>>>

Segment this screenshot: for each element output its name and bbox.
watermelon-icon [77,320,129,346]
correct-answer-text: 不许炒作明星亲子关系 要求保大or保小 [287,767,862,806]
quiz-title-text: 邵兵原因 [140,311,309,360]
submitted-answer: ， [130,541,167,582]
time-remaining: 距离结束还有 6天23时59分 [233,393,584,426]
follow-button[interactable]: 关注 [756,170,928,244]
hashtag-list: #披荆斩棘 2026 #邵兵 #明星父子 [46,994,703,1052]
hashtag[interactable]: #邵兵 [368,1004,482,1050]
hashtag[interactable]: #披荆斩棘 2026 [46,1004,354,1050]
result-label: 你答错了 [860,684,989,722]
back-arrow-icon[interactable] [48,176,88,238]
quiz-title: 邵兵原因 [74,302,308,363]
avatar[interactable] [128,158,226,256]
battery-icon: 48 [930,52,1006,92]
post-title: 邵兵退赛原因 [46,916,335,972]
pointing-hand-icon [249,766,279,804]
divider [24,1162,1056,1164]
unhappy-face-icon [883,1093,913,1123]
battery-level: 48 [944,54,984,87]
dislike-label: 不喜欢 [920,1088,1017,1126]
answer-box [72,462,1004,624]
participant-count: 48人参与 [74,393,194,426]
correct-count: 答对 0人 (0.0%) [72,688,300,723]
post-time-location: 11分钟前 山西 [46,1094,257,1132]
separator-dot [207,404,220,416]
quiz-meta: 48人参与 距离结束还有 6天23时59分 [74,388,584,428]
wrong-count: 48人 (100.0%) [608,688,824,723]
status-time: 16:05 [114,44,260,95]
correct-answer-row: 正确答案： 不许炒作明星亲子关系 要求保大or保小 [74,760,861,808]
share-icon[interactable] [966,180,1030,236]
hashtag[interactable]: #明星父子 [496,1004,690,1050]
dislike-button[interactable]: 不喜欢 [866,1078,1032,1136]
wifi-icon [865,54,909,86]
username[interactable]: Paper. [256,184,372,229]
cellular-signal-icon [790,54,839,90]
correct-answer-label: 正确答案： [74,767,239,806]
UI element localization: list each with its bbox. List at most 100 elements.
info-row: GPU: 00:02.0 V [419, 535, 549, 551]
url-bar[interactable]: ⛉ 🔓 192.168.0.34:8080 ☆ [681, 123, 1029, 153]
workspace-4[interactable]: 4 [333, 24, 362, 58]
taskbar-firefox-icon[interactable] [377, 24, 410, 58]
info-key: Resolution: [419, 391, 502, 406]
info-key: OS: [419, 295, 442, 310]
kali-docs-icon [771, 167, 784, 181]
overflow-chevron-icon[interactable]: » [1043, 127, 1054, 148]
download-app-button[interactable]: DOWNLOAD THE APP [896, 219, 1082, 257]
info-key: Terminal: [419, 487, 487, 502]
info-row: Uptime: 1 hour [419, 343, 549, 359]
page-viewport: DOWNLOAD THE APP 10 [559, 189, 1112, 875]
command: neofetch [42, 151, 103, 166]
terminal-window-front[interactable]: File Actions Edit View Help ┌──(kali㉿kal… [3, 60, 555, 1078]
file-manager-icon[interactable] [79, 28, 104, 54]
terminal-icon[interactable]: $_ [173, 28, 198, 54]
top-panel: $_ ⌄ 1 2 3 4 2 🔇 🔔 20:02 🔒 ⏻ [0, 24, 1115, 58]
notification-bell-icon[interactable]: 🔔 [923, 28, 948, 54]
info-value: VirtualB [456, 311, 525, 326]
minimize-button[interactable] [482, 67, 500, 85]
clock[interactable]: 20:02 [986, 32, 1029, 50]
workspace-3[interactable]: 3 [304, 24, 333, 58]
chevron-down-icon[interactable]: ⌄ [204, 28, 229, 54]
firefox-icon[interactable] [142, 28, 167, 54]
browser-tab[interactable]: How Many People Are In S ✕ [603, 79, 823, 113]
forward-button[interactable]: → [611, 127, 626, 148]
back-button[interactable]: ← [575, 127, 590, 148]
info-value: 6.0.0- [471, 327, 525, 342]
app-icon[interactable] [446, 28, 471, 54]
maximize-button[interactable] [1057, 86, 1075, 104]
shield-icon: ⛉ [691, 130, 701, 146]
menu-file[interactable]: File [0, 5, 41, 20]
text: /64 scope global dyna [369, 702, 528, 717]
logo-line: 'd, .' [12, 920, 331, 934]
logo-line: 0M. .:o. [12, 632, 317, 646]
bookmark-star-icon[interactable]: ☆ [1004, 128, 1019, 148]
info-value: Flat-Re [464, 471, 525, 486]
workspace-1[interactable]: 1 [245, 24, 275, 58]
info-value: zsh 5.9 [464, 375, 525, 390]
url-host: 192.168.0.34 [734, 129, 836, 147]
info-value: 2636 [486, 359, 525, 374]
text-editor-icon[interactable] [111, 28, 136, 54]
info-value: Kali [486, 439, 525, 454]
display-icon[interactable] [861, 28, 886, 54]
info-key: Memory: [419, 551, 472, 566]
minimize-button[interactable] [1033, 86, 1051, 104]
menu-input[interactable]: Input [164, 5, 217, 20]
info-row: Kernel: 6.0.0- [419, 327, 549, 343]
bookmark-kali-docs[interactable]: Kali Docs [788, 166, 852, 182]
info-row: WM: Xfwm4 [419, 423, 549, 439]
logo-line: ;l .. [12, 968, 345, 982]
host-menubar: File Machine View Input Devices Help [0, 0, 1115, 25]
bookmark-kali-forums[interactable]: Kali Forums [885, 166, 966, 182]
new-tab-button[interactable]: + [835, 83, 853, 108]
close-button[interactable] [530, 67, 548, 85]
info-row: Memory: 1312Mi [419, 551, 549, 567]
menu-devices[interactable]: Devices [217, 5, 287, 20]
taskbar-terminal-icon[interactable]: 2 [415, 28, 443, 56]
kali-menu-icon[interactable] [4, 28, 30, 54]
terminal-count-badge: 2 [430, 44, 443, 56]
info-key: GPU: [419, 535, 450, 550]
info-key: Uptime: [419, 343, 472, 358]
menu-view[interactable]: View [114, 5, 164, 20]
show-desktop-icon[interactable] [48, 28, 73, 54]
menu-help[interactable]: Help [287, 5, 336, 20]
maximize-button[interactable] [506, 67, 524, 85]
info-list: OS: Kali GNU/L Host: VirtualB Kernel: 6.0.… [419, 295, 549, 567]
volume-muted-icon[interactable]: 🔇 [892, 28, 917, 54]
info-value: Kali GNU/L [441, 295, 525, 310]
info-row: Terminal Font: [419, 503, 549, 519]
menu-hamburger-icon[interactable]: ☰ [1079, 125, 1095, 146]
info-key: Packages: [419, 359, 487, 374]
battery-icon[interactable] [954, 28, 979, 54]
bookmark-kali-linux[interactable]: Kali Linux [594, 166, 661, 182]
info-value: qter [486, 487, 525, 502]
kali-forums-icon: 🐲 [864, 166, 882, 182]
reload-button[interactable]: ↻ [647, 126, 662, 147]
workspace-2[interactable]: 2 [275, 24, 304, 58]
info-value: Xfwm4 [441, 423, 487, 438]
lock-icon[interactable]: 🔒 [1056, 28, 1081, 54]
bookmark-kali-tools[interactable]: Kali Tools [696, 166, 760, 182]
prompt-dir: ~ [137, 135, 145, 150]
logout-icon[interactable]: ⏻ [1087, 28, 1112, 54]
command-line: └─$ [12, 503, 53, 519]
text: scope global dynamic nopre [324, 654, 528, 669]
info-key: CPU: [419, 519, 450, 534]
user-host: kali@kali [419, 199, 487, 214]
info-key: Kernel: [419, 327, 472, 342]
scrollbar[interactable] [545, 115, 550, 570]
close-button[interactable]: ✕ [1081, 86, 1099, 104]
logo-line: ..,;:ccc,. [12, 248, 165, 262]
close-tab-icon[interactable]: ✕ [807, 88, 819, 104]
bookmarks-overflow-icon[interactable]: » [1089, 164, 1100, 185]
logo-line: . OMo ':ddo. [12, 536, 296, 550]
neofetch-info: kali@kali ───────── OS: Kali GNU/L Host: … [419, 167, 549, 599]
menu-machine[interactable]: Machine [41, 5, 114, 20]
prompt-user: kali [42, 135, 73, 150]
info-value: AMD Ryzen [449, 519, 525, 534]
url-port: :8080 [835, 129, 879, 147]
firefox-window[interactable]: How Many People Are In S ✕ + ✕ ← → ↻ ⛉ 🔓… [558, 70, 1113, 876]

<<<

_EXERCISE DIRECTIONS:_ Print the entries from the start through the line that contains "workspace-4[interactable]: 4 [333, 24, 362, 58]", copying each line exactly and including that final line.

_ANSWER BELOW:_
Segment this screenshot: for each element output its name and bbox.
watermelon-icon [77,320,129,346]
correct-answer-text: 不许炒作明星亲子关系 要求保大or保小 [287,767,862,806]
quiz-title-text: 邵兵原因 [140,311,309,360]
submitted-answer: ， [130,541,167,582]
time-remaining: 距离结束还有 6天23时59分 [233,393,584,426]
follow-button[interactable]: 关注 [756,170,928,244]
hashtag-list: #披荆斩棘 2026 #邵兵 #明星父子 [46,994,703,1052]
hashtag[interactable]: #邵兵 [368,1004,482,1050]
hashtag[interactable]: #披荆斩棘 2026 [46,1004,354,1050]
result-label: 你答错了 [860,684,989,722]
back-arrow-icon[interactable] [48,176,88,238]
quiz-title: 邵兵原因 [74,302,308,363]
avatar[interactable] [128,158,226,256]
battery-icon: 48 [930,52,1006,92]
post-title: 邵兵退赛原因 [46,916,335,972]
pointing-hand-icon [249,766,279,804]
divider [24,1162,1056,1164]
unhappy-face-icon [883,1093,913,1123]
battery-level: 48 [944,54,984,87]
dislike-label: 不喜欢 [920,1088,1017,1126]
answer-box [72,462,1004,624]
participant-count: 48人参与 [74,393,194,426]
correct-count: 答对 0人 (0.0%) [72,688,300,723]
post-time-location: 11分钟前 山西 [46,1094,257,1132]
separator-dot [207,404,220,416]
quiz-meta: 48人参与 距离结束还有 6天23时59分 [74,388,584,428]
wrong-count: 48人 (100.0%) [608,688,824,723]
status-time: 16:05 [114,44,260,95]
correct-answer-row: 正确答案： 不许炒作明星亲子关系 要求保大or保小 [74,760,861,808]
share-icon[interactable] [966,180,1030,236]
hashtag[interactable]: #明星父子 [496,1004,690,1050]
dislike-button[interactable]: 不喜欢 [866,1078,1032,1136]
wifi-icon [865,54,909,86]
username[interactable]: Paper. [256,184,372,229]
cellular-signal-icon [790,54,839,90]
correct-answer-label: 正确答案： [74,767,239,806]
UI element localization: list each with its bbox. List at most 100 elements.
info-row: GPU: 00:02.0 V [419, 535, 549, 551]
url-bar[interactable]: ⛉ 🔓 192.168.0.34:8080 ☆ [681, 123, 1029, 153]
workspace-4[interactable]: 4 [333, 24, 362, 58]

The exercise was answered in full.